Work to do:
Check each line of the records below for the word "http" and copy those where it appears.

Collected data entries
- - - -

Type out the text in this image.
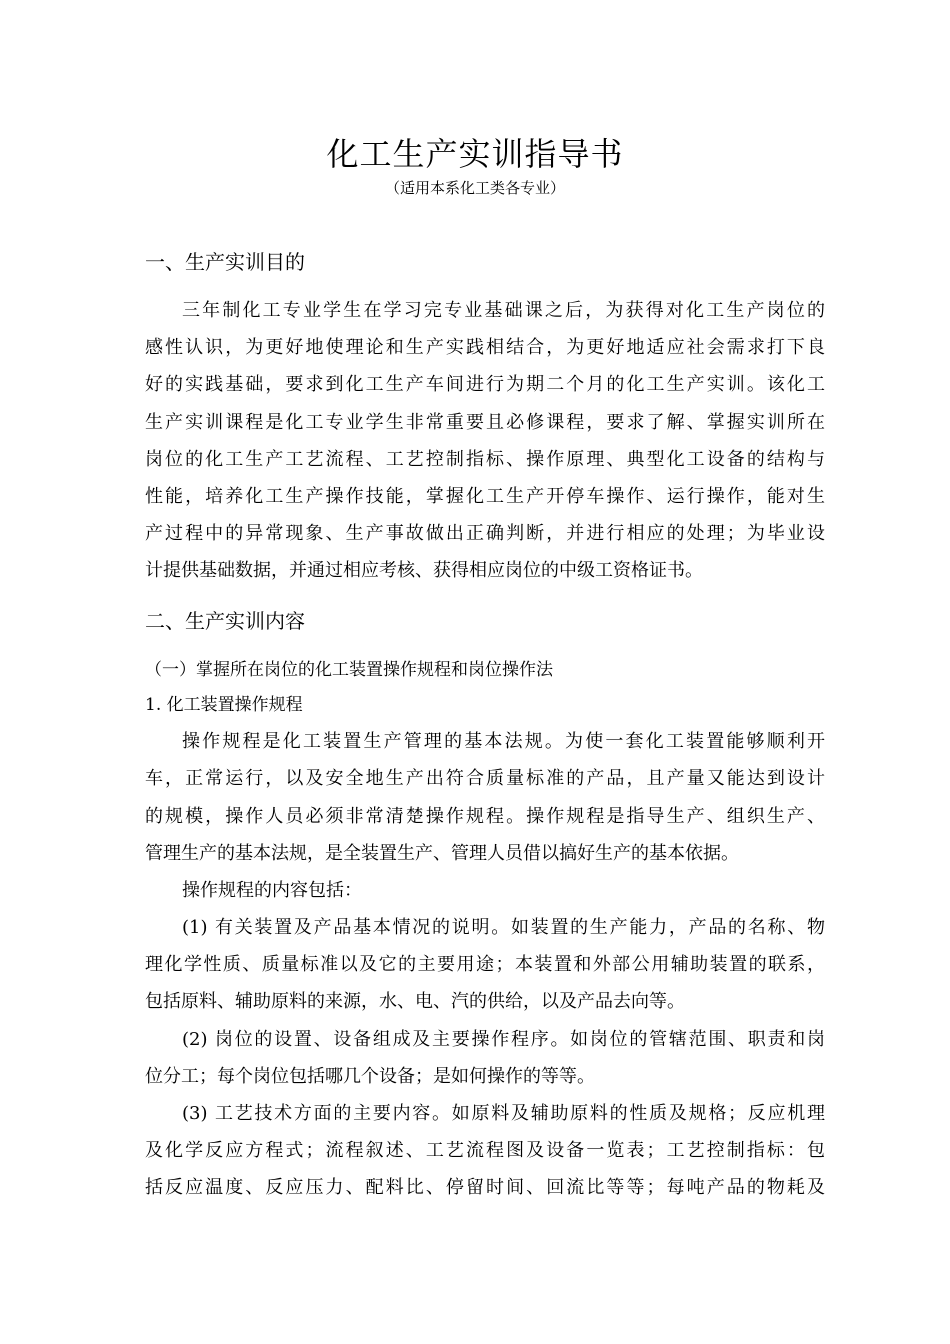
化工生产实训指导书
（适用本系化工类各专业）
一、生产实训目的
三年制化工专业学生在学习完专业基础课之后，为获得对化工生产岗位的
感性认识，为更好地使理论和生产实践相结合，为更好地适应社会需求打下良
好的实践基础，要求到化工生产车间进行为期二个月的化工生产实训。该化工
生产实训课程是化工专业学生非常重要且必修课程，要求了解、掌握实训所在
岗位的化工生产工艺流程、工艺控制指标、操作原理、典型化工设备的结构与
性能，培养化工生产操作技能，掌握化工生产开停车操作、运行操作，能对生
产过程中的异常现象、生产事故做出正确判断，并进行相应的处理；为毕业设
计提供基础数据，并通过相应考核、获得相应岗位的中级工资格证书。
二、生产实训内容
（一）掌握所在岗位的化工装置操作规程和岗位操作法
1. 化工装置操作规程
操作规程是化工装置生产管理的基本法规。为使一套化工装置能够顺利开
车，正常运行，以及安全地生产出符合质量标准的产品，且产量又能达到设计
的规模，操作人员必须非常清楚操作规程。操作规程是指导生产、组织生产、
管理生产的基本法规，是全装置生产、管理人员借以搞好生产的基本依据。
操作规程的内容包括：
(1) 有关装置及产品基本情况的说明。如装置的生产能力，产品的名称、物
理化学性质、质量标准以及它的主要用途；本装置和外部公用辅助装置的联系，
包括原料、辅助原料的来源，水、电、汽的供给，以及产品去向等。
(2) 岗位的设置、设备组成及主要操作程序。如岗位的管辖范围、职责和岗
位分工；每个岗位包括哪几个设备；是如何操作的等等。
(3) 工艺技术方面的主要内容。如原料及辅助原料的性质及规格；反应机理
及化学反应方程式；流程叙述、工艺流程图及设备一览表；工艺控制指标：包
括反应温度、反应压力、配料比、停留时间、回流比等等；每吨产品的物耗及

- - - -

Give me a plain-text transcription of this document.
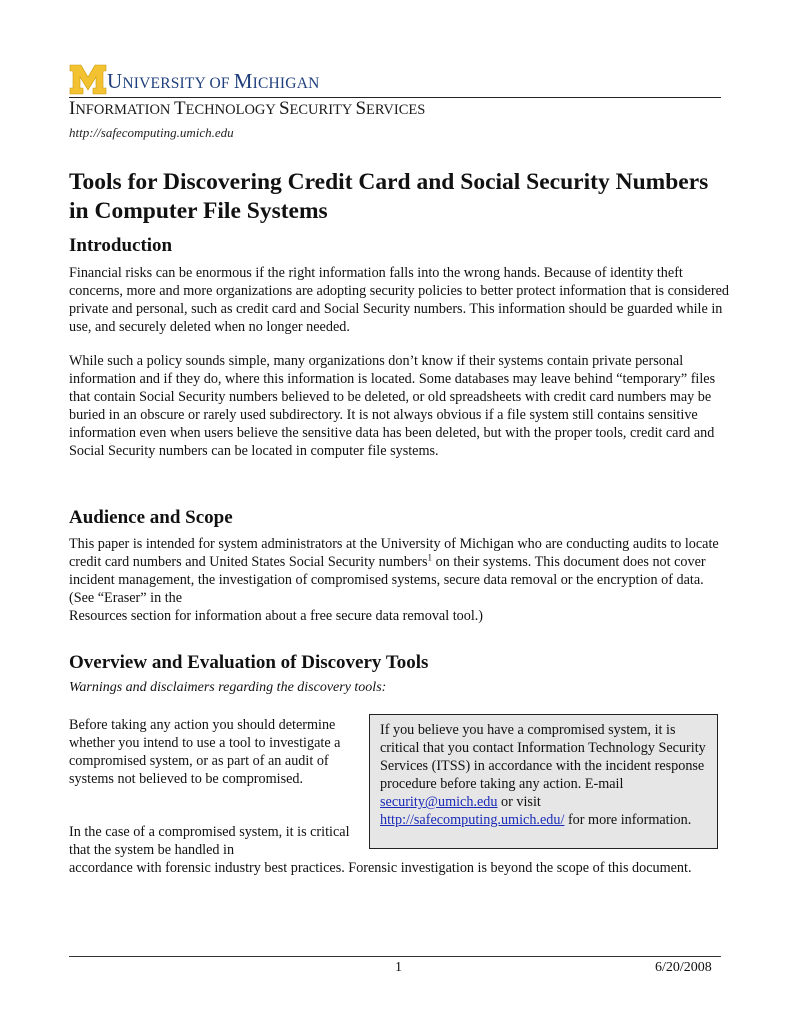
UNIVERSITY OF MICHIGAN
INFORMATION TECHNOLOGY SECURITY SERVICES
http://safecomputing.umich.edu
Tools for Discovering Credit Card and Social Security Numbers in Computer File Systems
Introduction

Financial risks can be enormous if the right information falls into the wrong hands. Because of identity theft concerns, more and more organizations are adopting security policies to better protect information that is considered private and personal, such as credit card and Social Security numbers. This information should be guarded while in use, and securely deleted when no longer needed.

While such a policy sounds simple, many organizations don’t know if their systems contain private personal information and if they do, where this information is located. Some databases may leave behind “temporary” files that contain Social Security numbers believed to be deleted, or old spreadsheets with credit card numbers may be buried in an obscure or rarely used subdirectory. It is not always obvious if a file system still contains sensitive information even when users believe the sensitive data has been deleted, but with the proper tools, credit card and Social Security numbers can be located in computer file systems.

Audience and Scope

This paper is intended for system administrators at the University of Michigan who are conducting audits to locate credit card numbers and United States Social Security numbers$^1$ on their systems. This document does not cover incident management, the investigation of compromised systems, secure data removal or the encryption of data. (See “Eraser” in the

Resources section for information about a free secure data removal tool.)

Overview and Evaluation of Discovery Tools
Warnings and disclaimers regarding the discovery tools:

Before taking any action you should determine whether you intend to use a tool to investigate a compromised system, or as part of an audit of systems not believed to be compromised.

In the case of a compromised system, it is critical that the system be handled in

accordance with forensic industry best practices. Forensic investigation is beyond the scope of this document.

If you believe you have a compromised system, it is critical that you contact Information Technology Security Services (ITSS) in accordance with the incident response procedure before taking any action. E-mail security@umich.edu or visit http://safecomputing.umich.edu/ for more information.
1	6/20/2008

- - - -

Solution:
http://safecomputing.umich.edu
If you believe you have a compromised system, it is critical that you contact Information Technology Security Services (ITSS) in accordance with the incident response procedure before taking any action. E-mail security@umich.edu or visit http://safecomputing.umich.edu/ for more information.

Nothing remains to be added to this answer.